%%

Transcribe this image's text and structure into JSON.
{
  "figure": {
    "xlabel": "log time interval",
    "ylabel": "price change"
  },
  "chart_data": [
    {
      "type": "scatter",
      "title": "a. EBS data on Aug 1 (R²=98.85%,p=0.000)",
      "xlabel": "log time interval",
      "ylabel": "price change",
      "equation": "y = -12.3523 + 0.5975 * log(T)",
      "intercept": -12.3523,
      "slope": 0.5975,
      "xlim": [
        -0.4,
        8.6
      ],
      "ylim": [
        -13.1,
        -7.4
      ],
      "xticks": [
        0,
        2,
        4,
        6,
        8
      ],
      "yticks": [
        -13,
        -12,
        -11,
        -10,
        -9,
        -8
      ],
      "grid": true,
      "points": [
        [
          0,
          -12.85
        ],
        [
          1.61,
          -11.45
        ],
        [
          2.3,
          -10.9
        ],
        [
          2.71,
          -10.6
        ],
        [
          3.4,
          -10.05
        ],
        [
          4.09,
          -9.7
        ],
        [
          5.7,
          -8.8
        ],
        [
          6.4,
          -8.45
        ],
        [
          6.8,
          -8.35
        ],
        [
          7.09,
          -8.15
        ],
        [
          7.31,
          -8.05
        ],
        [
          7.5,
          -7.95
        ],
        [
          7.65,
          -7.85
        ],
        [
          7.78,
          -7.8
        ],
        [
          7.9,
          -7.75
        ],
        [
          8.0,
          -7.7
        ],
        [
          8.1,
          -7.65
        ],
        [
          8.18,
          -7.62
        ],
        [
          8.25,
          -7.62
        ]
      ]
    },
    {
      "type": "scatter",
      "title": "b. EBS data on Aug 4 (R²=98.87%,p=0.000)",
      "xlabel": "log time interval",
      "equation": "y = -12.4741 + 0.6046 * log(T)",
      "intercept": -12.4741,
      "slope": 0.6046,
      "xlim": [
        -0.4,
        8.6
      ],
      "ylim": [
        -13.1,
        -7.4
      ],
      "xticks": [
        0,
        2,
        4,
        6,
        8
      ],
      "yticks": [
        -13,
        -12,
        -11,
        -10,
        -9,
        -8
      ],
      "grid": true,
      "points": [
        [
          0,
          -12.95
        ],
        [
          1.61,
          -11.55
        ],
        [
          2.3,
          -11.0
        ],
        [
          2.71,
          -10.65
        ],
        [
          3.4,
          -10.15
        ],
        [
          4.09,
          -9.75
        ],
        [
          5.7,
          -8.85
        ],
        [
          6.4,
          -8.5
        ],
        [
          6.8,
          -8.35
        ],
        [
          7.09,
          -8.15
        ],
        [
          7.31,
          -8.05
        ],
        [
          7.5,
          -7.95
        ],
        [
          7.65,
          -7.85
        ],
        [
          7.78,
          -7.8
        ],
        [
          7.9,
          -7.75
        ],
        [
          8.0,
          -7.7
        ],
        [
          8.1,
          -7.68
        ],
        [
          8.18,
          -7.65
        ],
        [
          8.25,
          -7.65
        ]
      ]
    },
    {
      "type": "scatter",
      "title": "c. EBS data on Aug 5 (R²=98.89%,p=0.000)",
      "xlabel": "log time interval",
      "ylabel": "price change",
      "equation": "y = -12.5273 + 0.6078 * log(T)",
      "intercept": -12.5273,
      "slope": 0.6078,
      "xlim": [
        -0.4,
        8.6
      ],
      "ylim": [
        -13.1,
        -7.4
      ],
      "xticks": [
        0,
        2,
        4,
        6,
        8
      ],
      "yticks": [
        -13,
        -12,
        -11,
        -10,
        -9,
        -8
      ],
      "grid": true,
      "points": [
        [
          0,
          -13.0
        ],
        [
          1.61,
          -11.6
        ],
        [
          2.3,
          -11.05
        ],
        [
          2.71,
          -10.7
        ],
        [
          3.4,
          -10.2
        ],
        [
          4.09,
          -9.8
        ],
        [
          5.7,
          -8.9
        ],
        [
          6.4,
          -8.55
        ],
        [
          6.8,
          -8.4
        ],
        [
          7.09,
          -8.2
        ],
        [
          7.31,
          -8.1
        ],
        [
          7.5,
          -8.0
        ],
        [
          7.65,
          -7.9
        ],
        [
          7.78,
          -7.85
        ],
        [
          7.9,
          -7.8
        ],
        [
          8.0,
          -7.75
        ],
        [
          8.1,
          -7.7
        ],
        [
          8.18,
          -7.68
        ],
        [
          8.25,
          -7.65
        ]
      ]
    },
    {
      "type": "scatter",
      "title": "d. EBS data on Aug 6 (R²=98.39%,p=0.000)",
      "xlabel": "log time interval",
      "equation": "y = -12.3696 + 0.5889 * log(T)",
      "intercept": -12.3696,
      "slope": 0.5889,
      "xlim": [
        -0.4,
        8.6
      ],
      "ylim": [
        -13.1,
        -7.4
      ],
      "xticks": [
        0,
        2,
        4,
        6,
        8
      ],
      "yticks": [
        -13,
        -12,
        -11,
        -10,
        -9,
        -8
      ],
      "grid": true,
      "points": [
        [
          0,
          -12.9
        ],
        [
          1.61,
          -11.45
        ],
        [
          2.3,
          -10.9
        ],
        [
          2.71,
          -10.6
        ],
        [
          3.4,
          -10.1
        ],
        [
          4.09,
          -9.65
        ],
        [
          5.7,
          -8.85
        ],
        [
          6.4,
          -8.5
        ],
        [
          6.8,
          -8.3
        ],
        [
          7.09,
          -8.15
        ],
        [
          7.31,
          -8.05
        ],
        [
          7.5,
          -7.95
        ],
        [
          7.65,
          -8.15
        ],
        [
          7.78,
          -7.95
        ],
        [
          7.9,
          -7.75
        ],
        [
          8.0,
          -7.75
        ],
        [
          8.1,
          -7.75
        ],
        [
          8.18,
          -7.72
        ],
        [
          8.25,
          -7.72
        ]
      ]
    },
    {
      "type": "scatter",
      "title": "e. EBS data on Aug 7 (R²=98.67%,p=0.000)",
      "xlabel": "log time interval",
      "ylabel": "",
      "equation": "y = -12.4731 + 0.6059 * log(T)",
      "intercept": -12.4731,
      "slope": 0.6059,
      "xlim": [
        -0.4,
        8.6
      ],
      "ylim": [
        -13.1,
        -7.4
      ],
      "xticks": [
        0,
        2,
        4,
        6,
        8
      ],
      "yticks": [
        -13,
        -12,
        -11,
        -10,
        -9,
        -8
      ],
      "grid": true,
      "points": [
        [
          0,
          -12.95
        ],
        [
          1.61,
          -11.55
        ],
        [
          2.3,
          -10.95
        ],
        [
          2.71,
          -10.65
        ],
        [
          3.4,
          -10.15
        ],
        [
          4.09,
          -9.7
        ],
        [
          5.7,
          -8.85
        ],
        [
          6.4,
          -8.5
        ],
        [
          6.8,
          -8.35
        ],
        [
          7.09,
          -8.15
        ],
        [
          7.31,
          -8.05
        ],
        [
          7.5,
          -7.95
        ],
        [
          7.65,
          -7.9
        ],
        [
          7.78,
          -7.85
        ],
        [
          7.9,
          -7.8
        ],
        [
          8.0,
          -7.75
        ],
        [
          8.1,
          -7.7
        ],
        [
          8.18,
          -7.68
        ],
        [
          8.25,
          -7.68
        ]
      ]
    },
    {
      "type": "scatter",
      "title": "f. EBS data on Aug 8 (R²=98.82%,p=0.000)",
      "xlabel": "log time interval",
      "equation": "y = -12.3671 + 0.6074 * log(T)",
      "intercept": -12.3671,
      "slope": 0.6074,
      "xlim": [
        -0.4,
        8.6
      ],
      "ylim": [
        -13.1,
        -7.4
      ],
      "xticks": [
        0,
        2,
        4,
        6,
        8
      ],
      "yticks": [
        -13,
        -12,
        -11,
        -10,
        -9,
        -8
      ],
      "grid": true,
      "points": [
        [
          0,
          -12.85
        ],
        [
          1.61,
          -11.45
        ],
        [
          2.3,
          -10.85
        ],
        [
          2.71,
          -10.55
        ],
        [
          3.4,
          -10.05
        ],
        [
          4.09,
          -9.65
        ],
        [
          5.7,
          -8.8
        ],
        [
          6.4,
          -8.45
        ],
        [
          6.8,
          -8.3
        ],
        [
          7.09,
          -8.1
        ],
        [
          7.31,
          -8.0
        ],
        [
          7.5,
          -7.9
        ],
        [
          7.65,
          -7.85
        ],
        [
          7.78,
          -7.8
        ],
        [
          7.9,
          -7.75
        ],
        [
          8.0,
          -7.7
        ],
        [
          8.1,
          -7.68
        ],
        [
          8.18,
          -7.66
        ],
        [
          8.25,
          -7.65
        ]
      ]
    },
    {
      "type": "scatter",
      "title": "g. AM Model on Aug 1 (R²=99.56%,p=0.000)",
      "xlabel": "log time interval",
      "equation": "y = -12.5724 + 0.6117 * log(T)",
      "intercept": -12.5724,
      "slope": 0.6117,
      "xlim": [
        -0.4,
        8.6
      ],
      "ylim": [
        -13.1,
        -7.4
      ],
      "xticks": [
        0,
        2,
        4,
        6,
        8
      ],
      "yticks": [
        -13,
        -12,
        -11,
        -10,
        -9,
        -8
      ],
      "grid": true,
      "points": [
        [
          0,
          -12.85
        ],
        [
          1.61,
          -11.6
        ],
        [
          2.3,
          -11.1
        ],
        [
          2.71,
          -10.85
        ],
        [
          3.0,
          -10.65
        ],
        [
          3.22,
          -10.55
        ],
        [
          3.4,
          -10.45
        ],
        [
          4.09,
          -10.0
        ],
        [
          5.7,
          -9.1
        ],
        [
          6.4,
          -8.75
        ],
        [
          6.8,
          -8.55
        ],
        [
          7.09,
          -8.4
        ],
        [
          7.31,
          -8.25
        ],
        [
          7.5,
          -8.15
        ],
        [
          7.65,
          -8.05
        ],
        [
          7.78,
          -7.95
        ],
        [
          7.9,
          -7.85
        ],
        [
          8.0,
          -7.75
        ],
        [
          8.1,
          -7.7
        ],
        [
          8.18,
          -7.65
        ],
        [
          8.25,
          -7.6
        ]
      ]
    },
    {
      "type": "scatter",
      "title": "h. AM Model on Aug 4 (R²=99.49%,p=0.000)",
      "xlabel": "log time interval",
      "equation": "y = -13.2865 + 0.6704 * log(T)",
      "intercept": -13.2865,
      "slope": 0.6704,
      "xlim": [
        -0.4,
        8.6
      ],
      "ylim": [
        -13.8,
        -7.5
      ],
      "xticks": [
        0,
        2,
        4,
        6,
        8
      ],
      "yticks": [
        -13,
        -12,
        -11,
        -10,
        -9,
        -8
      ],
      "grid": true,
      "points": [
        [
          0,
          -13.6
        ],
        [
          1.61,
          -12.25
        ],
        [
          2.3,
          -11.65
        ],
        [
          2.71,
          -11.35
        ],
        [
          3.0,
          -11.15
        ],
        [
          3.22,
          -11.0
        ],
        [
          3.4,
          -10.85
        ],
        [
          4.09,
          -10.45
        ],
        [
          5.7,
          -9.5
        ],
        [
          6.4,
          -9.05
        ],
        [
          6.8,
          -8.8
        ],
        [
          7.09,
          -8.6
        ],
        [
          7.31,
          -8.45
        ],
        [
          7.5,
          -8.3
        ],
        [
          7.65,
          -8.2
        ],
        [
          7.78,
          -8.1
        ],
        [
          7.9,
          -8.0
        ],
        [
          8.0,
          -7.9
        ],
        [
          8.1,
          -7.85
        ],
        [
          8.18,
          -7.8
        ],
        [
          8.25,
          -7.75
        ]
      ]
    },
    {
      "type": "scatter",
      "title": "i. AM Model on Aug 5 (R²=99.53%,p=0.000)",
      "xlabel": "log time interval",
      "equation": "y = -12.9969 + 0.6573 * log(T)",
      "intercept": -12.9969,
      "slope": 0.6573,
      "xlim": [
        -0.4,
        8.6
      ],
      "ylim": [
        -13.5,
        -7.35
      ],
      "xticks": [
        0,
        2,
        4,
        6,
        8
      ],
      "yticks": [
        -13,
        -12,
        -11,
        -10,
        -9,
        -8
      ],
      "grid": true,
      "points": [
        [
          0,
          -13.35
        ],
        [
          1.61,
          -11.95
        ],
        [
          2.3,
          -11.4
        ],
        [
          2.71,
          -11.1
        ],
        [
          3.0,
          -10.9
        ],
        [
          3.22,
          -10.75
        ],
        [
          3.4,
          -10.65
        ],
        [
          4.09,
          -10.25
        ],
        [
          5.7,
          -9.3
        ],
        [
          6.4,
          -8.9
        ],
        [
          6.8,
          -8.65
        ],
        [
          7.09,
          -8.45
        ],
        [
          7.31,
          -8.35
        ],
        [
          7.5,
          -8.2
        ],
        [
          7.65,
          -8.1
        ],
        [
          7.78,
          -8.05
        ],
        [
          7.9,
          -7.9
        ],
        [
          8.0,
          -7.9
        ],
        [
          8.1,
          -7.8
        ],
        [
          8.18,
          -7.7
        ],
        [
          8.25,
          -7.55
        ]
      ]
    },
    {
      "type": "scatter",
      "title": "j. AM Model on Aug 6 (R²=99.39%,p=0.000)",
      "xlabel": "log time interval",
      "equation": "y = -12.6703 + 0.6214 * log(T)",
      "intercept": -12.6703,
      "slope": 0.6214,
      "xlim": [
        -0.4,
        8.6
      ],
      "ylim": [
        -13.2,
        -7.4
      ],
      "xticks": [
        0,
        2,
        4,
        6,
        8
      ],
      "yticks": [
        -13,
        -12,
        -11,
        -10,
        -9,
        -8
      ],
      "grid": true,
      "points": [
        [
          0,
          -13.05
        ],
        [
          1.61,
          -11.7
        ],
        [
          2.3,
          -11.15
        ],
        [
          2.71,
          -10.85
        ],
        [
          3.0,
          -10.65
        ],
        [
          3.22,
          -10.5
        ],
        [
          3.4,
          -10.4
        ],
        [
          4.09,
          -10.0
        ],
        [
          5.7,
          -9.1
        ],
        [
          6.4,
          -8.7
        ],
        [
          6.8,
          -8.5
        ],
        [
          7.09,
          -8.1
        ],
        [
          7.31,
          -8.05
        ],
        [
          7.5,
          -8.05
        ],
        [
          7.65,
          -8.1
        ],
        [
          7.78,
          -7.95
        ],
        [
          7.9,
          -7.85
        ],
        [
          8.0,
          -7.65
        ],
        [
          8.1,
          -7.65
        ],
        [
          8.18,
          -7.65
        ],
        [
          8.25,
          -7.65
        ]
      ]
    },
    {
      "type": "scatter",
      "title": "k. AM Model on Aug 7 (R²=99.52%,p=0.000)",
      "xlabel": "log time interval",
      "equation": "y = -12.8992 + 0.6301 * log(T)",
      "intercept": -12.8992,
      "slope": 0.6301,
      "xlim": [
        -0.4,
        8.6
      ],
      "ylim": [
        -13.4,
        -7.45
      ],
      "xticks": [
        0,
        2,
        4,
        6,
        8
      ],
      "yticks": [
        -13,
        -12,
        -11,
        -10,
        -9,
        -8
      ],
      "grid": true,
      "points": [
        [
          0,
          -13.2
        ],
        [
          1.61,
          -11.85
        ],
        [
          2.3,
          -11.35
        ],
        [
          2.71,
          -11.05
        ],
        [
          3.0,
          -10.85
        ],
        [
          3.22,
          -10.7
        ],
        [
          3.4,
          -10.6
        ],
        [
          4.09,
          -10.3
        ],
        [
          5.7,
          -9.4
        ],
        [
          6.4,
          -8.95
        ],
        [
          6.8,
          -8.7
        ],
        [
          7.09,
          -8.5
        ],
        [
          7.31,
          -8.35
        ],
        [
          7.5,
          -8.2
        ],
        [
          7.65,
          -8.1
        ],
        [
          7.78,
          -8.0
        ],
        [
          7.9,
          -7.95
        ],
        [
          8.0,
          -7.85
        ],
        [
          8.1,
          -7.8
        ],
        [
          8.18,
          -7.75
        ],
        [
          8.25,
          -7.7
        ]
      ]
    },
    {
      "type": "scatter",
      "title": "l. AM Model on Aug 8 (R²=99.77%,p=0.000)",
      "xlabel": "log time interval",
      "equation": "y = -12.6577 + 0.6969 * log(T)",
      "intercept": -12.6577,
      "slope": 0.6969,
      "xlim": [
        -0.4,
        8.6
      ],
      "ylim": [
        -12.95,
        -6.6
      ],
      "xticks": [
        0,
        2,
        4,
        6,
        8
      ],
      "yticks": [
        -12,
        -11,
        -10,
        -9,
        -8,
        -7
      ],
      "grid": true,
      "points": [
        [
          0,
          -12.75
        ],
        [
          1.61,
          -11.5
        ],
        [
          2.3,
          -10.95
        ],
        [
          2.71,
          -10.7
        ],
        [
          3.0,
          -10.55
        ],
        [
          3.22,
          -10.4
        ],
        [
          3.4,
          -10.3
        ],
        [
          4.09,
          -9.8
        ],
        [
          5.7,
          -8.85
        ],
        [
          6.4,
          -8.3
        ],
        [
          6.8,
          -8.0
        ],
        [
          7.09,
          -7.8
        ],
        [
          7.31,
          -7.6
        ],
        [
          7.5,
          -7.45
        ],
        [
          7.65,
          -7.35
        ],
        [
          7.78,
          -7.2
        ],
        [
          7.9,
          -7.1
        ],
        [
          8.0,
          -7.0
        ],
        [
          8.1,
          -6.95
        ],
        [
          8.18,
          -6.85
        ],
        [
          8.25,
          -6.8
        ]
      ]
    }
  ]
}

%%

» **THE REQUEST**
Pull every line containing "title" from the data.

» **SOLUTION TO THIS TASK**
      "title": "a. EBS data on Aug 1 (R²=98.85%,p=0.000)",
      "title": "b. EBS data on Aug 4 (R²=98.87%,p=0.000)",
      "title": "c. EBS data on Aug 5 (R²=98.89%,p=0.000)",
      "title": "d. EBS data on Aug 6 (R²=98.39%,p=0.000)",
      "title": "e. EBS data on Aug 7 (R²=98.67%,p=0.000)",
      "title": "f. EBS data on Aug 8 (R²=98.82%,p=0.000)",
      "title": "g. AM Model on Aug 1 (R²=99.56%,p=0.000)",
      "title": "h. AM Model on Aug 4 (R²=99.49%,p=0.000)",
      "title": "i. AM Model on Aug 5 (R²=99.53%,p=0.000)",
      "title": "j. AM Model on Aug 6 (R²=99.39%,p=0.000)",
      "title": "k. AM Model on Aug 7 (R²=99.52%,p=0.000)",
      "title": "l. AM Model on Aug 8 (R²=99.77%,p=0.000)",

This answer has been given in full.